# START OF AVAILABLE RECORDS
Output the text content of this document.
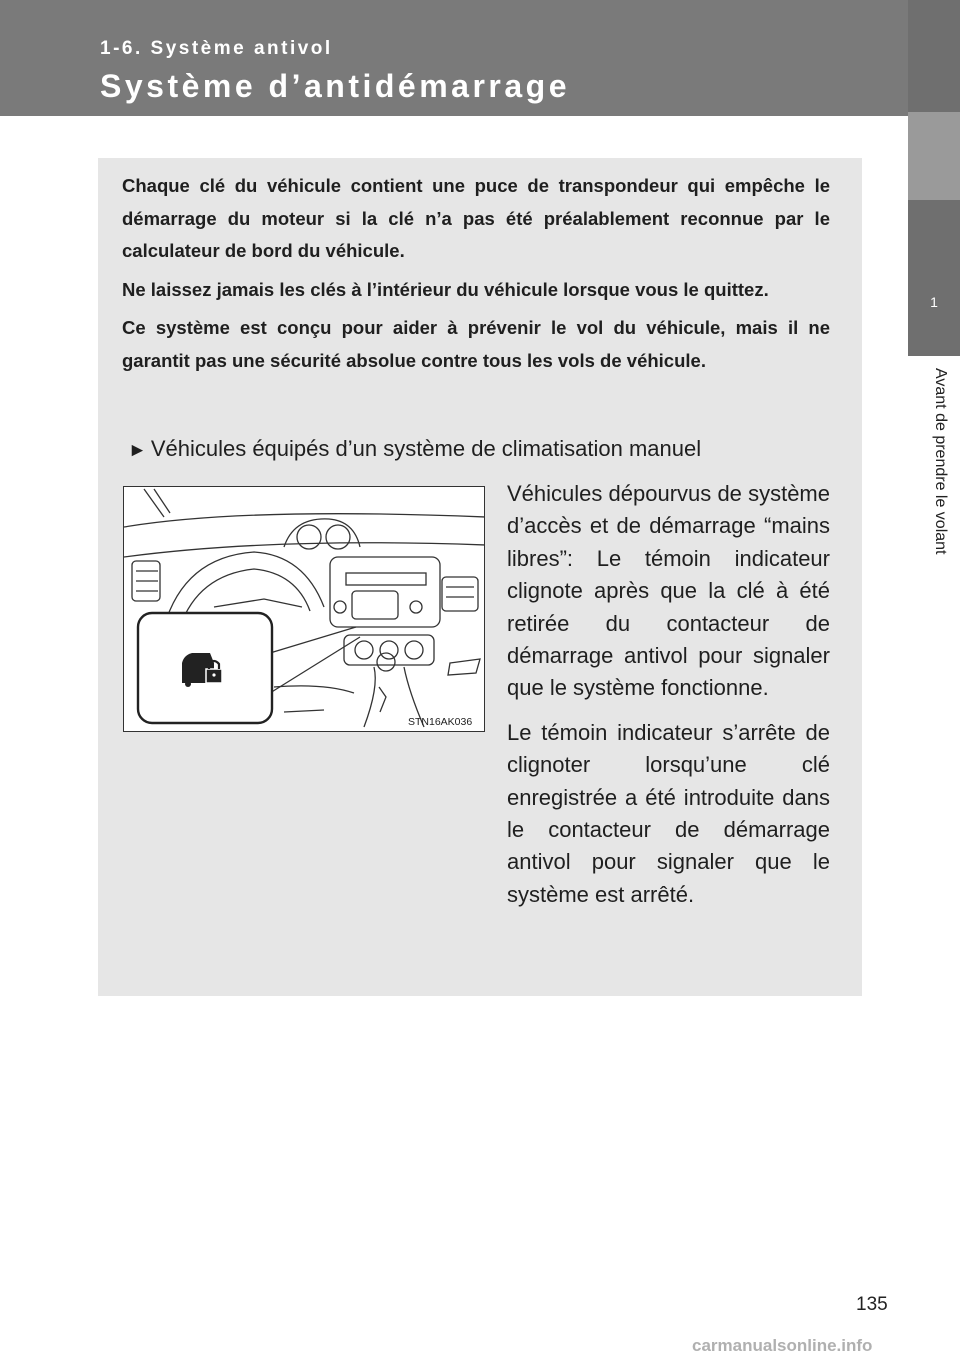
1-6. Système antivol
Système d’antidémarrage
1
Avant de prendre le volant

Chaque clé du véhicule contient une puce de transpondeur qui empêche le démarrage du moteur si la clé n’a pas été préalablement reconnue par le calculateur de bord du véhicule.

Ne laissez jamais les clés à l’intérieur du véhicule lorsque vous le quittez.

Ce système est conçu pour aider à prévenir le vol du véhicule, mais il ne garantit pas une sécurité absolue contre tous les vols de véhicule.

► Véhicules équipés d’un système de climatisation manuel
STN16AK036

Véhicules dépourvus de système d’accès et de démarrage “mains libres”: Le témoin indicateur clignote après que la clé à été retirée du contacteur de démarrage antivol pour signaler que le système fonctionne.

Le témoin indicateur s’arrête de clignoter lorsqu’une clé enregistrée a été introduite dans le contacteur de démarrage antivol pour signaler que le système est arrêté.

135
carmanualsonline.info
# END OF AVAILABLE RECORDS
## OBJECTIVE
Output the data exactly. Pictures don't belong in the result.

## REPLY
Output the text content of this document.
1-6. Système antivol
Système d’antidémarrage
1
Avant de prendre le volant

Chaque clé du véhicule contient une puce de transpondeur qui empêche le démarrage du moteur si la clé n’a pas été préalablement reconnue par le calculateur de bord du véhicule.

Ne laissez jamais les clés à l’intérieur du véhicule lorsque vous le quittez.

Ce système est conçu pour aider à prévenir le vol du véhicule, mais il ne garantit pas une sécurité absolue contre tous les vols de véhicule.

► Véhicules équipés d’un système de climatisation manuel
STN16AK036

Véhicules dépourvus de système d’accès et de démarrage “mains libres”: Le témoin indicateur clignote après que la clé à été retirée du contacteur de démarrage antivol pour signaler que le système fonctionne.

Le témoin indicateur s’arrête de clignoter lorsqu’une clé enregistrée a été introduite dans le contacteur de démarrage antivol pour signaler que le système est arrêté.

135
carmanualsonline.info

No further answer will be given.